| Exercise |
Search the data for the word "Starlight" and copy every line where it occurs.

| Items from a figure collection |

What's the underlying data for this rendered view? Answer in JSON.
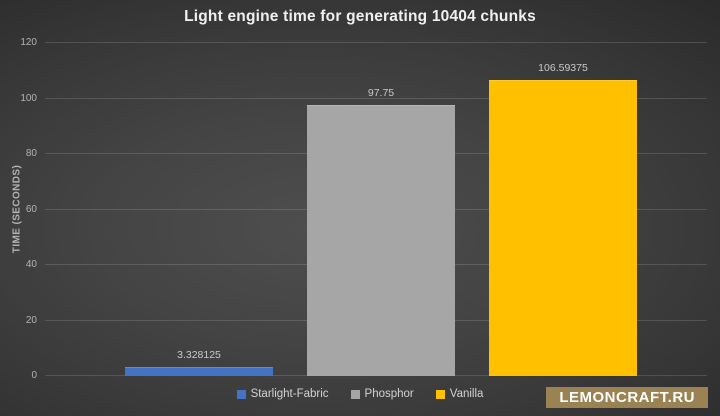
{
  "title": "Light engine time for generating 10404 chunks",
  "chart_data": {
    "type": "bar",
    "title": "Light engine time for generating 10404 chunks",
    "categories": [
      "Starlight-Fabric",
      "Phosphor",
      "Vanilla"
    ],
    "values": [
      3.328125,
      97.75,
      106.59375
    ],
    "value_labels": [
      "3.328125",
      "97.75",
      "106.59375"
    ],
    "bar_colors": [
      "#4472c4",
      "#a6a6a6",
      "#ffc000"
    ],
    "xlabel": "",
    "ylabel": "TIME (SECONDS)",
    "ylim": [
      0,
      120
    ],
    "yticks": [
      0,
      20,
      40,
      60,
      80,
      100,
      120
    ],
    "grid": true,
    "legend_position": "bottom",
    "legend": [
      {
        "label": "Starlight-Fabric",
        "color": "#4472c4"
      },
      {
        "label": "Phosphor",
        "color": "#a6a6a6"
      },
      {
        "label": "Vanilla",
        "color": "#ffc000"
      }
    ]
  },
  "colors": {
    "background_center": "#4e4e4e",
    "background_edge": "#252525",
    "gridline": "rgba(255,255,255,0.14)",
    "title_text": "#f0f0f0",
    "tick_text": "#b3b3b3",
    "value_label_text": "#c9c9c9",
    "legend_text": "#d2d2d2"
  },
  "watermark": {
    "text": "LEMONCRAFT.RU",
    "bg_color": "#9a8252",
    "text_color": "#ffffff"
  }
}
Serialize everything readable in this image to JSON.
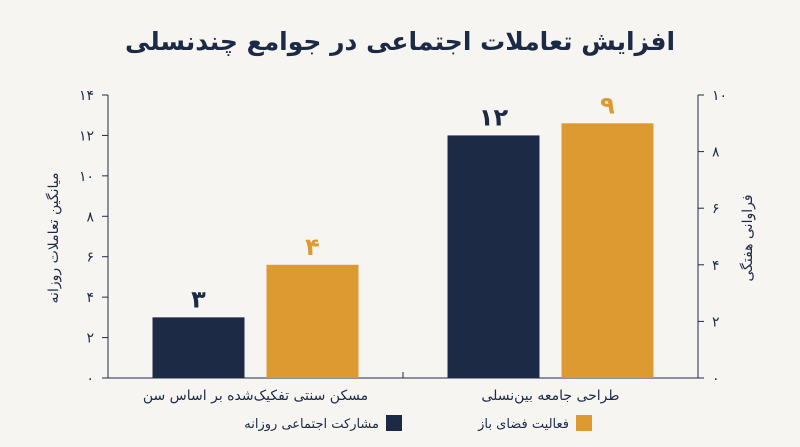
{
  "chart_data": {
    "type": "bar",
    "title": "افزایش تعاملات اجتماعی در جوامع چندنسلی",
    "categories": [
      "مسکن سنتی تفکیک‌شده بر اساس سن",
      "طراحی جامعه بین‌نسلی"
    ],
    "series": [
      {
        "name": "مشارکت اجتماعی روزانه",
        "axis": "left",
        "color": "#1c2a45",
        "values": [
          3,
          12
        ],
        "labels": [
          "۳",
          "۱۲"
        ]
      },
      {
        "name": "فعالیت فضای باز",
        "axis": "right",
        "color": "#dd9a30",
        "values": [
          4,
          9
        ],
        "labels": [
          "۴",
          "۹"
        ]
      }
    ],
    "y_left": {
      "label": "میانگین تعاملات روزانه",
      "range": [
        0,
        14
      ],
      "ticks": [
        0,
        2,
        4,
        6,
        8,
        10,
        12,
        14
      ],
      "tick_labels": [
        "۰",
        "۲",
        "۴",
        "۶",
        "۸",
        "۱۰",
        "۱۲",
        "۱۴"
      ]
    },
    "y_right": {
      "label": "فراوانی هفتگی",
      "range": [
        0,
        10
      ],
      "ticks": [
        0,
        2,
        4,
        6,
        8,
        10
      ],
      "tick_labels": [
        "۰",
        "۲",
        "۴",
        "۶",
        "۸",
        "۱۰"
      ]
    },
    "legend": "bottom",
    "grid": false
  }
}
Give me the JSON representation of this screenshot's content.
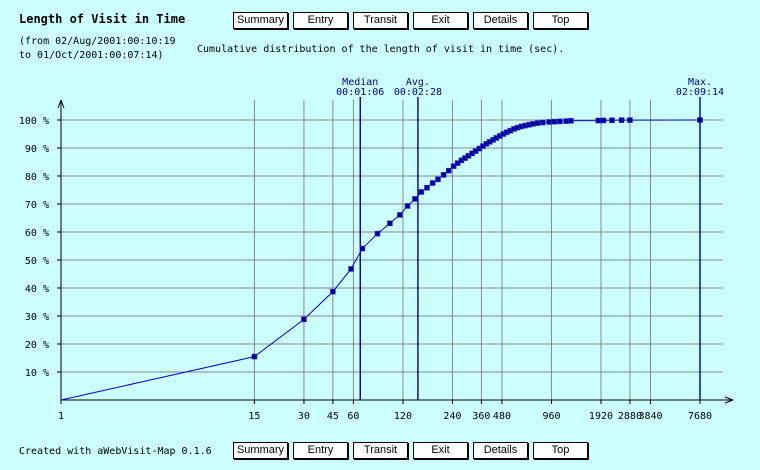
{
  "header": {
    "title": "Length of Visit in Time",
    "date_from": "(from 02/Aug/2001:00:10:19",
    "date_to": "to 01/Oct/2001:00:07:14)",
    "description": "Cumulative distribution of the length of visit in time (sec)."
  },
  "nav": {
    "summary": "Summary",
    "entry": "Entry",
    "transit": "Transit",
    "exit": "Exit",
    "details": "Details",
    "top": "Top"
  },
  "footer": {
    "created_with": "Created with aWebVisit-Map 0.1.6"
  },
  "chart_data": {
    "type": "line",
    "title": "Cumulative distribution of the length of visit in time (sec).",
    "xscale": "log",
    "xlim": [
      1,
      7680
    ],
    "ylim": [
      0,
      100
    ],
    "xticks": [
      1,
      15,
      30,
      45,
      60,
      120,
      240,
      360,
      480,
      960,
      1920,
      2880,
      3840,
      7680
    ],
    "xtick_labels": [
      "1",
      "15",
      "30",
      "45",
      "60",
      "120",
      "240",
      "360",
      "480",
      "960",
      "1920",
      "2880",
      "3840",
      "7680"
    ],
    "yticks": [
      10,
      20,
      30,
      40,
      50,
      60,
      70,
      80,
      90,
      100
    ],
    "ytick_labels": [
      "10 %",
      "20 %",
      "30 %",
      "40 %",
      "50 %",
      "60 %",
      "70 %",
      "80 %",
      "90 %",
      "100 %"
    ],
    "grid": true,
    "colors": {
      "line": "#0000cc",
      "marker": "#000088",
      "marker_edge": "#3333ff",
      "grid": "#888888",
      "axis": "#000000",
      "annotation": "#000088"
    },
    "series": [
      {
        "x": [
          1,
          15,
          30,
          45,
          58,
          68,
          84,
          100,
          115,
          128,
          142,
          155,
          168,
          182,
          196,
          212,
          228,
          244,
          258,
          272,
          286,
          300,
          316,
          332,
          350,
          368,
          386,
          404,
          424,
          444,
          466,
          488,
          512,
          540,
          568,
          598,
          630,
          664,
          700,
          740,
          790,
          850,
          930,
          1000,
          1080,
          1180,
          1260,
          1850,
          1990,
          2240,
          2560,
          2880,
          7680
        ],
        "y": [
          0,
          15.5,
          28.8,
          38.7,
          46.8,
          54.1,
          59.4,
          63.1,
          66.1,
          69.3,
          71.8,
          74.3,
          75.8,
          77.5,
          78.8,
          80.4,
          81.9,
          83.5,
          84.6,
          85.6,
          86.4,
          87.2,
          88.1,
          88.9,
          89.8,
          90.7,
          91.5,
          92.2,
          92.9,
          93.6,
          94.3,
          95,
          95.6,
          96.2,
          96.8,
          97.3,
          97.7,
          98,
          98.3,
          98.6,
          98.9,
          99.1,
          99.3,
          99.4,
          99.5,
          99.6,
          99.7,
          99.8,
          99.85,
          99.9,
          99.95,
          99.97,
          100
        ]
      }
    ],
    "annotations": [
      {
        "label": "Median",
        "value_label": "00:01:06",
        "x": 66
      },
      {
        "label": "Avg.",
        "value_label": "00:02:28",
        "x": 148
      },
      {
        "label": "Max.",
        "value_label": "02:09:14",
        "x": 7680
      }
    ]
  }
}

| Completed exercise |
      "Starlight-Fabric",
        "label": "Starlight-Fabric",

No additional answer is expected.